■ **STATED PROBLEM**: What follows is a listing. Return every line of it exactly.

··· RAW RECORDS ···

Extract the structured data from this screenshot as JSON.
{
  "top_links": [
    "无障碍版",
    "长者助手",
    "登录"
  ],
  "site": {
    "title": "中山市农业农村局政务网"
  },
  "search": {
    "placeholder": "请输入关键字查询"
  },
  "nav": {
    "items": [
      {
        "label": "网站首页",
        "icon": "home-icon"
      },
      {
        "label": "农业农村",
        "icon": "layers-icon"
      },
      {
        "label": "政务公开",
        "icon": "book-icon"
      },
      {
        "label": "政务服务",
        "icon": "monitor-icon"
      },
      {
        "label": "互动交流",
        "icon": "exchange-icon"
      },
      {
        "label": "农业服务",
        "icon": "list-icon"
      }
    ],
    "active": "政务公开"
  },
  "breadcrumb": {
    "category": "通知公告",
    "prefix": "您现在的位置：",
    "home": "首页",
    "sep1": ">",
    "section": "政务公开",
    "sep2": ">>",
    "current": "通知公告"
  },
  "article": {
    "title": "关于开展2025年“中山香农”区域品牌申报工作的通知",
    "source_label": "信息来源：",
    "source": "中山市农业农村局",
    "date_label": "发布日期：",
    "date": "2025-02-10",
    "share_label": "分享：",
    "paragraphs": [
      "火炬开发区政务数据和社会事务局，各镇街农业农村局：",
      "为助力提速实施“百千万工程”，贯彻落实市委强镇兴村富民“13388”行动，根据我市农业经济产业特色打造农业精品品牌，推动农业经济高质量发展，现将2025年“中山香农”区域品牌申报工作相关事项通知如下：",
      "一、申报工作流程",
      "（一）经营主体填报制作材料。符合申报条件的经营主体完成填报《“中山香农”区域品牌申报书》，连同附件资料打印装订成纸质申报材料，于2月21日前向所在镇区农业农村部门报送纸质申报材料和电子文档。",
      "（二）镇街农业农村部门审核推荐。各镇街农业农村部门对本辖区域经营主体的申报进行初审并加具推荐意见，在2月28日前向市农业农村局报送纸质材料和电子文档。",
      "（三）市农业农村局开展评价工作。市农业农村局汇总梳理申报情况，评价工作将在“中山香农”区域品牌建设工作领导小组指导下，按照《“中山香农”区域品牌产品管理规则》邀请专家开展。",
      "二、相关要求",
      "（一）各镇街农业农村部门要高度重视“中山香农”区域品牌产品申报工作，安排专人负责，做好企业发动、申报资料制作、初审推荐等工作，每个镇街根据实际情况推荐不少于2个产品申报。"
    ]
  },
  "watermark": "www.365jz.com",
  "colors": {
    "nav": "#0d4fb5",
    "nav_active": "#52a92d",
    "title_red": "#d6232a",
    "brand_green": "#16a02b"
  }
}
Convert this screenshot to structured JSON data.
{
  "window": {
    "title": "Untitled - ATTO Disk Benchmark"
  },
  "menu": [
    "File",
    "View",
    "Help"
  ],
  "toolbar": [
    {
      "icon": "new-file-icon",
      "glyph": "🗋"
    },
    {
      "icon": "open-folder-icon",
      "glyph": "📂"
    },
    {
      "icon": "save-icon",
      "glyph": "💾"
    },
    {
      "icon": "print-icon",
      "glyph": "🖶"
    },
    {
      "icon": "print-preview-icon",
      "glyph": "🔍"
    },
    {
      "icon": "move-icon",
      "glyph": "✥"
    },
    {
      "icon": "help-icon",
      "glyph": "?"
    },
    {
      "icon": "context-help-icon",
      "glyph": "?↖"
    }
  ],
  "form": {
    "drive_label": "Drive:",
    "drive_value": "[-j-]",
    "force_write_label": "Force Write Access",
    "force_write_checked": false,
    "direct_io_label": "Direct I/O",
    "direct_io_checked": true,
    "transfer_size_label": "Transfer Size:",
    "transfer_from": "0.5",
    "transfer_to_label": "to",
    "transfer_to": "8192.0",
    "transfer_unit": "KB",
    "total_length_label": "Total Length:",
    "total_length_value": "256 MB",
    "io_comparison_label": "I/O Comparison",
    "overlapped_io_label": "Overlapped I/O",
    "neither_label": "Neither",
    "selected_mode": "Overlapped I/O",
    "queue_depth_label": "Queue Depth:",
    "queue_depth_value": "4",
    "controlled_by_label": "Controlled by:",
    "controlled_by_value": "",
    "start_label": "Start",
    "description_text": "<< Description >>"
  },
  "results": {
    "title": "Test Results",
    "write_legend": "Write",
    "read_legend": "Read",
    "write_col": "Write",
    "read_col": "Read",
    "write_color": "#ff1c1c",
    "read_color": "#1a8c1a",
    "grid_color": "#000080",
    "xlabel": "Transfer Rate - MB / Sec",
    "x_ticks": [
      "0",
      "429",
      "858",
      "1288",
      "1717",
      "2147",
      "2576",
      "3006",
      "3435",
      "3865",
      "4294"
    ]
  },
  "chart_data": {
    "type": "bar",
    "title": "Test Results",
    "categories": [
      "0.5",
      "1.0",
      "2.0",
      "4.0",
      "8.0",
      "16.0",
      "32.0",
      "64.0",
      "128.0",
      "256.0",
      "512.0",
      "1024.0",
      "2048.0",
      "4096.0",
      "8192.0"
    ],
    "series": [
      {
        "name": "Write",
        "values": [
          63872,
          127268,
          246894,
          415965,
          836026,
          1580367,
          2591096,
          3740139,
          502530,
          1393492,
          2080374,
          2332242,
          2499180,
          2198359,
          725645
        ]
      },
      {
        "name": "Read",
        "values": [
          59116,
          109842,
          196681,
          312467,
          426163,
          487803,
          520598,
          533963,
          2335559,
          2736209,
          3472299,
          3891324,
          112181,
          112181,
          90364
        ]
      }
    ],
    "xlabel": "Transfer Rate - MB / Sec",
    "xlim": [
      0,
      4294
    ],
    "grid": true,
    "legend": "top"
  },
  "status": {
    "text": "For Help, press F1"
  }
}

···

■ **RIGHT ANSWER**:
Extract the structured data from this screenshot as JSON.
{
  "top_links": [
    "无障碍版",
    "长者助手",
    "登录"
  ],
  "site": {
    "title": "中山市农业农村局政务网"
  },
  "search": {
    "placeholder": "请输入关键字查询"
  },
  "nav": {
    "items": [
      {
        "label": "网站首页",
        "icon": "home-icon"
      },
      {
        "label": "农业农村",
        "icon": "layers-icon"
      },
      {
        "label": "政务公开",
        "icon": "book-icon"
      },
      {
        "label": "政务服务",
        "icon": "monitor-icon"
      },
      {
        "label": "互动交流",
        "icon": "exchange-icon"
      },
      {
        "label": "农业服务",
        "icon": "list-icon"
      }
    ],
    "active": "政务公开"
  },
  "breadcrumb": {
    "category": "通知公告",
    "prefix": "您现在的位置：",
    "home": "首页",
    "sep1": ">",
    "section": "政务公开",
    "sep2": ">>",
    "current": "通知公告"
  },
  "article": {
    "title": "关于开展2025年“中山香农”区域品牌申报工作的通知",
    "source_label": "信息来源：",
    "source": "中山市农业农村局",
    "date_label": "发布日期：",
    "date": "2025-02-10",
    "share_label": "分享：",
    "paragraphs": [
      "火炬开发区政务数据和社会事务局，各镇街农业农村局：",
      "为助力提速实施“百千万工程”，贯彻落实市委强镇兴村富民“13388”行动，根据我市农业经济产业特色打造农业精品品牌，推动农业经济高质量发展，现将2025年“中山香农”区域品牌申报工作相关事项通知如下：",
      "一、申报工作流程",
      "（一）经营主体填报制作材料。符合申报条件的经营主体完成填报《“中山香农”区域品牌申报书》，连同附件资料打印装订成纸质申报材料，于2月21日前向所在镇区农业农村部门报送纸质申报材料和电子文档。",
      "（二）镇街农业农村部门审核推荐。各镇街农业农村部门对本辖区域经营主体的申报进行初审并加具推荐意见，在2月28日前向市农业农村局报送纸质材料和电子文档。",
      "（三）市农业农村局开展评价工作。市农业农村局汇总梳理申报情况，评价工作将在“中山香农”区域品牌建设工作领导小组指导下，按照《“中山香农”区域品牌产品管理规则》邀请专家开展。",
      "二、相关要求",
      "（一）各镇街农业农村部门要高度重视“中山香农”区域品牌产品申报工作，安排专人负责，做好企业发动、申报资料制作、初审推荐等工作，每个镇街根据实际情况推荐不少于2个产品申报。"
    ]
  },
  "watermark": "www.365jz.com",
  "colors": {
    "nav": "#0d4fb5",
    "nav_active": "#52a92d",
    "title_red": "#d6232a",
    "brand_green": "#16a02b"
  }
}
Convert this screenshot to structured JSON data.
{
  "window": {
    "title": "Untitled - ATTO Disk Benchmark"
  },
  "menu": [
    "File",
    "View",
    "Help"
  ],
  "toolbar": [
    {
      "icon": "new-file-icon",
      "glyph": "🗋"
    },
    {
      "icon": "open-folder-icon",
      "glyph": "📂"
    },
    {
      "icon": "save-icon",
      "glyph": "💾"
    },
    {
      "icon": "print-icon",
      "glyph": "🖶"
    },
    {
      "icon": "print-preview-icon",
      "glyph": "🔍"
    },
    {
      "icon": "move-icon",
      "glyph": "✥"
    },
    {
      "icon": "help-icon",
      "glyph": "?"
    },
    {
      "icon": "context-help-icon",
      "glyph": "?↖"
    }
  ],
  "form": {
    "drive_label": "Drive:",
    "drive_value": "[-j-]",
    "force_write_label": "Force Write Access",
    "force_write_checked": false,
    "direct_io_label": "Direct I/O",
    "direct_io_checked": true,
    "transfer_size_label": "Transfer Size:",
    "transfer_from": "0.5",
    "transfer_to_label": "to",
    "transfer_to": "8192.0",
    "transfer_unit": "KB",
    "total_length_label": "Total Length:",
    "total_length_value": "256 MB",
    "io_comparison_label": "I/O Comparison",
    "overlapped_io_label": "Overlapped I/O",
    "neither_label": "Neither",
    "selected_mode": "Overlapped I/O",
    "queue_depth_label": "Queue Depth:",
    "queue_depth_value": "4",
    "controlled_by_label": "Controlled by:",
    "controlled_by_value": "",
    "start_label": "Start",
    "description_text": "<< Description >>"
  },
  "results": {
    "title": "Test Results",
    "write_legend": "Write",
    "read_legend": "Read",
    "write_col": "Write",
    "read_col": "Read",
    "write_color": "#ff1c1c",
    "read_color": "#1a8c1a",
    "grid_color": "#000080",
    "xlabel": "Transfer Rate - MB / Sec",
    "x_ticks": [
      "0",
      "429",
      "858",
      "1288",
      "1717",
      "2147",
      "2576",
      "3006",
      "3435",
      "3865",
      "4294"
    ]
  },
  "chart_data": {
    "type": "bar",
    "title": "Test Results",
    "categories": [
      "0.5",
      "1.0",
      "2.0",
      "4.0",
      "8.0",
      "16.0",
      "32.0",
      "64.0",
      "128.0",
      "256.0",
      "512.0",
      "1024.0",
      "2048.0",
      "4096.0",
      "8192.0"
    ],
    "series": [
      {
        "name": "Write",
        "values": [
          63872,
          127268,
          246894,
          415965,
          836026,
          1580367,
          2591096,
          3740139,
          502530,
          1393492,
          2080374,
          2332242,
          2499180,
          2198359,
          725645
        ]
      },
      {
        "name": "Read",
        "values": [
          59116,
          109842,
          196681,
          312467,
          426163,
          487803,
          520598,
          533963,
          2335559,
          2736209,
          3472299,
          3891324,
          112181,
          112181,
          90364
        ]
      }
    ],
    "xlabel": "Transfer Rate - MB / Sec",
    "xlim": [
      0,
      4294
    ],
    "grid": true,
    "legend": "top"
  },
  "status": {
    "text": "For Help, press F1"
  }
}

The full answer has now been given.